**Requirements:** The records below are to be repeated in full, exactly as they are.

**Data lines:**
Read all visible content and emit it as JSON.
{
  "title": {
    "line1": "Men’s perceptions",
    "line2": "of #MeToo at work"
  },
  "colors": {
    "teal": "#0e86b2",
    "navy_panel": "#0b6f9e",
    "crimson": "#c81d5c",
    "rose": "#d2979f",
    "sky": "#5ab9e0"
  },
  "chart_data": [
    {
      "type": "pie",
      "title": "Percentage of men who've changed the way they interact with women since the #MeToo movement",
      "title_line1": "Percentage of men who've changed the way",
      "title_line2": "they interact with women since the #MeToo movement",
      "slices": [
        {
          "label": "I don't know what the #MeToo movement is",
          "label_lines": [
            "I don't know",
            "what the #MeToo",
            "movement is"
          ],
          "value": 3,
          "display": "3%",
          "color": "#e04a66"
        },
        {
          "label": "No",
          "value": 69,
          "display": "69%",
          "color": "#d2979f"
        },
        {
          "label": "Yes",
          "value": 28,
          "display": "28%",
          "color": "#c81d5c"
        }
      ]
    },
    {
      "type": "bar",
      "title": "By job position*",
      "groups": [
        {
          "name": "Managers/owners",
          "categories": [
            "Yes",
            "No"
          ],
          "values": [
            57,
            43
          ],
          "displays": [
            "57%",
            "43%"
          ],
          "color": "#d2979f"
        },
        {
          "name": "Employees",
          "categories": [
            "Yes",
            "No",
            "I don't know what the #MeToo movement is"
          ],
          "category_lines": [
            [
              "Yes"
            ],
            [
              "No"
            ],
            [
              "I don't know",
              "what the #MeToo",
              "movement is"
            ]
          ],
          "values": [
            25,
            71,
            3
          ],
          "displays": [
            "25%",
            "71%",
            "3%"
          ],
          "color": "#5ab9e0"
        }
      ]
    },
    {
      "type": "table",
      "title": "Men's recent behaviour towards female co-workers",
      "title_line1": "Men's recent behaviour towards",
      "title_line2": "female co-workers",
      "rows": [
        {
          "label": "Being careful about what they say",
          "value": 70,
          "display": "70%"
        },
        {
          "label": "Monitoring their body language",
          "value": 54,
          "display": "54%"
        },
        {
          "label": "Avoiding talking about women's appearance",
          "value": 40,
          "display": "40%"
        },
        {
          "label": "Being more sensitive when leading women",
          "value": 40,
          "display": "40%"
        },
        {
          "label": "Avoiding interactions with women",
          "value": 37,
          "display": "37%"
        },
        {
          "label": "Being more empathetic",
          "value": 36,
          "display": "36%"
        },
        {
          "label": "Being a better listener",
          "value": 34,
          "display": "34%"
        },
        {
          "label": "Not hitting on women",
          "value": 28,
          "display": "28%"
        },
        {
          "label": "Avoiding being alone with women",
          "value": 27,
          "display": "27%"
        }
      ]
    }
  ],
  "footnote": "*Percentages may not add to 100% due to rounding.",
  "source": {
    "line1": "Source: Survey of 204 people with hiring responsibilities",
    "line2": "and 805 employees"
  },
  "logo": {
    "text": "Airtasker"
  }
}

**Response to the task:**
Read all visible content and emit it as JSON.
{
  "title": {
    "line1": "Men’s perceptions",
    "line2": "of #MeToo at work"
  },
  "colors": {
    "teal": "#0e86b2",
    "navy_panel": "#0b6f9e",
    "crimson": "#c81d5c",
    "rose": "#d2979f",
    "sky": "#5ab9e0"
  },
  "chart_data": [
    {
      "type": "pie",
      "title": "Percentage of men who've changed the way they interact with women since the #MeToo movement",
      "title_line1": "Percentage of men who've changed the way",
      "title_line2": "they interact with women since the #MeToo movement",
      "slices": [
        {
          "label": "I don't know what the #MeToo movement is",
          "label_lines": [
            "I don't know",
            "what the #MeToo",
            "movement is"
          ],
          "value": 3,
          "display": "3%",
          "color": "#e04a66"
        },
        {
          "label": "No",
          "value": 69,
          "display": "69%",
          "color": "#d2979f"
        },
        {
          "label": "Yes",
          "value": 28,
          "display": "28%",
          "color": "#c81d5c"
        }
      ]
    },
    {
      "type": "bar",
      "title": "By job position*",
      "groups": [
        {
          "name": "Managers/owners",
          "categories": [
            "Yes",
            "No"
          ],
          "values": [
            57,
            43
          ],
          "displays": [
            "57%",
            "43%"
          ],
          "color": "#d2979f"
        },
        {
          "name": "Employees",
          "categories": [
            "Yes",
            "No",
            "I don't know what the #MeToo movement is"
          ],
          "category_lines": [
            [
              "Yes"
            ],
            [
              "No"
            ],
            [
              "I don't know",
              "what the #MeToo",
              "movement is"
            ]
          ],
          "values": [
            25,
            71,
            3
          ],
          "displays": [
            "25%",
            "71%",
            "3%"
          ],
          "color": "#5ab9e0"
        }
      ]
    },
    {
      "type": "table",
      "title": "Men's recent behaviour towards female co-workers",
      "title_line1": "Men's recent behaviour towards",
      "title_line2": "female co-workers",
      "rows": [
        {
          "label": "Being careful about what they say",
          "value": 70,
          "display": "70%"
        },
        {
          "label": "Monitoring their body language",
          "value": 54,
          "display": "54%"
        },
        {
          "label": "Avoiding talking about women's appearance",
          "value": 40,
          "display": "40%"
        },
        {
          "label": "Being more sensitive when leading women",
          "value": 40,
          "display": "40%"
        },
        {
          "label": "Avoiding interactions with women",
          "value": 37,
          "display": "37%"
        },
        {
          "label": "Being more empathetic",
          "value": 36,
          "display": "36%"
        },
        {
          "label": "Being a better listener",
          "value": 34,
          "display": "34%"
        },
        {
          "label": "Not hitting on women",
          "value": 28,
          "display": "28%"
        },
        {
          "label": "Avoiding being alone with women",
          "value": 27,
          "display": "27%"
        }
      ]
    }
  ],
  "footnote": "*Percentages may not add to 100% due to rounding.",
  "source": {
    "line1": "Source: Survey of 204 people with hiring responsibilities",
    "line2": "and 805 employees"
  },
  "logo": {
    "text": "Airtasker"
  }
}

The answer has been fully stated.